__FRAGMENTO SELECCIONADO__
┌──

I. La historia de las relaciones entre la Argentina y el Reino Unido constituye uno de los casos más persistentes y estructurales de fricción geopolítica del mundo atlántico moderno. Pocas regiones extrafronterizas han sido objeto de una estrategia tan continua, tan adaptativa y tan interdisciplinaria de control como el Atlántico Sur y el espacio rioplatense. Esta persistencia no es accidental; se inscribe en una lógica de poder imperial que, lejos de ser una sucesión de hechos aislados, se revela como un proyecto cohesionado. Tal racionalidad estratégica ha sobrevivido a los cambios de época, a las transformaciones del capitalismo mundial y a las propias mutaciones internas del Reino Unido (Arrighi, 1994).

Esta visión de la historia, que busca identificar la continuidad de la dominación colonial y semicolonial, es la piedra angular del pensamiento nacional latinoamericano, cuya tarea es reelaborar una visión totalizadora del pasado y del presente para que América Latina recupere su conciencia perdida (Scalabrini Ortiz, 1940/2015; Fitte, 1974). La subordinación de la región, históricamente tributaria del mundo europeo, no se limitó a la esfera económica, sino que se desplegó mediante cadenas más sutiles y efectivas. Para perpetuar su control, las grandes fuerzas internacionales elaboraron mecanismos que deformaron la tradición histórica y crearon ideologías sustitutivas opuestas a la formación de una verdadera ideología nacional latinoamericana (Scalabrini Ortiz, 1940). En este sentido, la secuencia de intervenciones —militares, territoriales, culturales, comerciales, financieras y normativas— constituye la cartografía de un proceso en el que el Reino Unido buscó garantizar su hegemonía en el Atlántico Sur, empleando la fuerza o el mercado según lo exigiera cada coyuntura.

└──

__DATOS EXTRAÍDOS__
┌──

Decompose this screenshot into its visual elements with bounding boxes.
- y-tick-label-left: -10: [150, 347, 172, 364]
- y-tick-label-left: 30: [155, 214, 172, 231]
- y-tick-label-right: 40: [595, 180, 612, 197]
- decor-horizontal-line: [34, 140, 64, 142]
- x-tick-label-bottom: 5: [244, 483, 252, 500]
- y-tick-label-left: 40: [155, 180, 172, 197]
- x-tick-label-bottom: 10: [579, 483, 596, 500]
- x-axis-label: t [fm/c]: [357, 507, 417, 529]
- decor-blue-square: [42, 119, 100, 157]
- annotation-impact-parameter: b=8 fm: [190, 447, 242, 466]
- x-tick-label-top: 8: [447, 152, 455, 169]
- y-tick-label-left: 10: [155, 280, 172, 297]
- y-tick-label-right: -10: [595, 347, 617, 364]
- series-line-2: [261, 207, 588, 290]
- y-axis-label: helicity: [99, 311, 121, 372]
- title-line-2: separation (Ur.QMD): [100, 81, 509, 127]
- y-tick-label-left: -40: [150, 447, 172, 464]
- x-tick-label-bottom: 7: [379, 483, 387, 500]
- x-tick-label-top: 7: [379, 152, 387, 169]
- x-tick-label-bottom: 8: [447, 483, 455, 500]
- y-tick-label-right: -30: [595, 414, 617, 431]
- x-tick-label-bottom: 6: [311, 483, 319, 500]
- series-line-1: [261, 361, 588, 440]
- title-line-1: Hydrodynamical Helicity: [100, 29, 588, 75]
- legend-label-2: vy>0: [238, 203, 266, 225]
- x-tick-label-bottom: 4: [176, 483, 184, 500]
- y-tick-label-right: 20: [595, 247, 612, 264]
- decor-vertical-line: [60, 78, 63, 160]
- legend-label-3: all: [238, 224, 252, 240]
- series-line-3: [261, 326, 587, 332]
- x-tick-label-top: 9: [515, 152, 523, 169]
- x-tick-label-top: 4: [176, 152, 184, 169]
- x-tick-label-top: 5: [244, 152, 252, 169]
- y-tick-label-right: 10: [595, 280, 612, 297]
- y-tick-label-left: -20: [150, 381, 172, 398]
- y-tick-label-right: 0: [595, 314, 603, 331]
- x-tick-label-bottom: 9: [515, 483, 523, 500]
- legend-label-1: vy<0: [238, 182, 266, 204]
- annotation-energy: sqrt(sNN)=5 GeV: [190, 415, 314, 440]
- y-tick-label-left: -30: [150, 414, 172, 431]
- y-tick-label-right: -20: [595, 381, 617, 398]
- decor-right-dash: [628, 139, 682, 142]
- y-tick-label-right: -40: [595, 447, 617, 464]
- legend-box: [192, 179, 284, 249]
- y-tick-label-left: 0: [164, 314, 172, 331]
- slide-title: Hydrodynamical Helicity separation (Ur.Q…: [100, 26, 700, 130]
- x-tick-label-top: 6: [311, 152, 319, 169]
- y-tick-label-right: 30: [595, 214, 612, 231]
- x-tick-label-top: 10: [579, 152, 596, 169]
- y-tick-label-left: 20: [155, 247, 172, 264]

└──

__LISTA DE TAREAS__
1. Según el fragmento sobre las relaciones entre la Argentina y el Reino Unido, ¿qué regiones han sido objeto de una estrategia de control tan continua, adaptativa e interdisciplinaria?
2. Transcribe un pasaje del fragmento sobre las relaciones entre la Argentina y el Reino Unido: comienza en las palabras "I. La historia" y detente después de "Unido (Arrighi, 1994).".
Los registros provienen de una fuente distinta.

__SOLUCIONES POR TAREA__
1. El Atlántico Sur y el espacio rioplatense.

2.
I. La historia de las relaciones entre la Argentina y el Reino Unido constituye uno de los casos más persistentes y estructurales de fricción geopolítica del mundo atlántico moderno. Pocas regiones extrafronterizas han sido objeto de una estrategia tan continua, tan adaptativa y tan interdisciplinaria de control como el Atlántico Sur y el espacio rioplatense. Esta persistencia no es accidental; se inscribe en una lógica de poder imperial que, lejos de ser una sucesión de hechos aislados, se revela como un proyecto cohesionado. Tal racionalidad estratégica ha sobrevivido a los cambios de época, a las transformaciones del capitalismo mundial y a las propias mutaciones internas del Reino Unido (Arrighi, 1994).